- [Exercise details]
Reproduce the complete listing without any deviation.

- [Listed records]
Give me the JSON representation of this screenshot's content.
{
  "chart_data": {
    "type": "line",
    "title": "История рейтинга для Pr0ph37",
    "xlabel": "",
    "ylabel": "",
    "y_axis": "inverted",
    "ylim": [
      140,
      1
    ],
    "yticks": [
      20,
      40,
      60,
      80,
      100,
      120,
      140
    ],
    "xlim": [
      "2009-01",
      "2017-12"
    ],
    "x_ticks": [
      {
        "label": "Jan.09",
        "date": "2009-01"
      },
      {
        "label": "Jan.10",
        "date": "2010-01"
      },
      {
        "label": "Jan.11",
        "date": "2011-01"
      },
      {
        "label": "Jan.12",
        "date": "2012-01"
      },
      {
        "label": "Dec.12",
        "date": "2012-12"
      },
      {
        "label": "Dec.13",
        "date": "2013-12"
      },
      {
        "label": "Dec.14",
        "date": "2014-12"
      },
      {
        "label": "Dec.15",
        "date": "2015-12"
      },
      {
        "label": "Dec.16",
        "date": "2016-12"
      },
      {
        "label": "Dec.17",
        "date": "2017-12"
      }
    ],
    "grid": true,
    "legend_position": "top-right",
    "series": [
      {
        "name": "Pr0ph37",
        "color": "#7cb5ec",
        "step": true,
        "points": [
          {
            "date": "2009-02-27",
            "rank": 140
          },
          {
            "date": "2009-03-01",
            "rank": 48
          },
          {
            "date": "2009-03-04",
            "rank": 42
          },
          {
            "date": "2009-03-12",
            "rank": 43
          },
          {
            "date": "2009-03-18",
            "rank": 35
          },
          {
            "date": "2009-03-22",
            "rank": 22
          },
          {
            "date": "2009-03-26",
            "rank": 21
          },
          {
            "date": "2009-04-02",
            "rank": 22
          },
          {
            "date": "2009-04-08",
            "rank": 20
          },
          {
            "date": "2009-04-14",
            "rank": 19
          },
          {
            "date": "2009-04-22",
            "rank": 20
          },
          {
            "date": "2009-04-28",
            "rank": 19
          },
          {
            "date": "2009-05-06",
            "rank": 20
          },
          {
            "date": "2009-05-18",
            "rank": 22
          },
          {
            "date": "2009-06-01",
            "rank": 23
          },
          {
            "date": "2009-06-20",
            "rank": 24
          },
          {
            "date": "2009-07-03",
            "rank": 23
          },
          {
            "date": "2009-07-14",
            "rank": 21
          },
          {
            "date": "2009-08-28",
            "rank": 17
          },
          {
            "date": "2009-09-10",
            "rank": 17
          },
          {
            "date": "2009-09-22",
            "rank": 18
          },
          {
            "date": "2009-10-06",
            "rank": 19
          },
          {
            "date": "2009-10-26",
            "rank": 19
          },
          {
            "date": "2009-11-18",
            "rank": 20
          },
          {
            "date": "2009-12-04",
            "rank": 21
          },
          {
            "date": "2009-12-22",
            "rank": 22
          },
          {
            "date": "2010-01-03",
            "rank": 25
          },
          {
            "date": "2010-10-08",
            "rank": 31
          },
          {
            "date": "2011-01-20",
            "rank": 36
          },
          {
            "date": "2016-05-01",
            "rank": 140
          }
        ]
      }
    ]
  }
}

- [Response to the task]
Give me the JSON representation of this screenshot's content.
{
  "chart_data": {
    "type": "line",
    "title": "История рейтинга для Pr0ph37",
    "xlabel": "",
    "ylabel": "",
    "y_axis": "inverted",
    "ylim": [
      140,
      1
    ],
    "yticks": [
      20,
      40,
      60,
      80,
      100,
      120,
      140
    ],
    "xlim": [
      "2009-01",
      "2017-12"
    ],
    "x_ticks": [
      {
        "label": "Jan.09",
        "date": "2009-01"
      },
      {
        "label": "Jan.10",
        "date": "2010-01"
      },
      {
        "label": "Jan.11",
        "date": "2011-01"
      },
      {
        "label": "Jan.12",
        "date": "2012-01"
      },
      {
        "label": "Dec.12",
        "date": "2012-12"
      },
      {
        "label": "Dec.13",
        "date": "2013-12"
      },
      {
        "label": "Dec.14",
        "date": "2014-12"
      },
      {
        "label": "Dec.15",
        "date": "2015-12"
      },
      {
        "label": "Dec.16",
        "date": "2016-12"
      },
      {
        "label": "Dec.17",
        "date": "2017-12"
      }
    ],
    "grid": true,
    "legend_position": "top-right",
    "series": [
      {
        "name": "Pr0ph37",
        "color": "#7cb5ec",
        "step": true,
        "points": [
          {
            "date": "2009-02-27",
            "rank": 140
          },
          {
            "date": "2009-03-01",
            "rank": 48
          },
          {
            "date": "2009-03-04",
            "rank": 42
          },
          {
            "date": "2009-03-12",
            "rank": 43
          },
          {
            "date": "2009-03-18",
            "rank": 35
          },
          {
            "date": "2009-03-22",
            "rank": 22
          },
          {
            "date": "2009-03-26",
            "rank": 21
          },
          {
            "date": "2009-04-02",
            "rank": 22
          },
          {
            "date": "2009-04-08",
            "rank": 20
          },
          {
            "date": "2009-04-14",
            "rank": 19
          },
          {
            "date": "2009-04-22",
            "rank": 20
          },
          {
            "date": "2009-04-28",
            "rank": 19
          },
          {
            "date": "2009-05-06",
            "rank": 20
          },
          {
            "date": "2009-05-18",
            "rank": 22
          },
          {
            "date": "2009-06-01",
            "rank": 23
          },
          {
            "date": "2009-06-20",
            "rank": 24
          },
          {
            "date": "2009-07-03",
            "rank": 23
          },
          {
            "date": "2009-07-14",
            "rank": 21
          },
          {
            "date": "2009-08-28",
            "rank": 17
          },
          {
            "date": "2009-09-10",
            "rank": 17
          },
          {
            "date": "2009-09-22",
            "rank": 18
          },
          {
            "date": "2009-10-06",
            "rank": 19
          },
          {
            "date": "2009-10-26",
            "rank": 19
          },
          {
            "date": "2009-11-18",
            "rank": 20
          },
          {
            "date": "2009-12-04",
            "rank": 21
          },
          {
            "date": "2009-12-22",
            "rank": 22
          },
          {
            "date": "2010-01-03",
            "rank": 25
          },
          {
            "date": "2010-10-08",
            "rank": 31
          },
          {
            "date": "2011-01-20",
            "rank": 36
          },
          {
            "date": "2016-05-01",
            "rank": 140
          }
        ]
      }
    ]
  }
}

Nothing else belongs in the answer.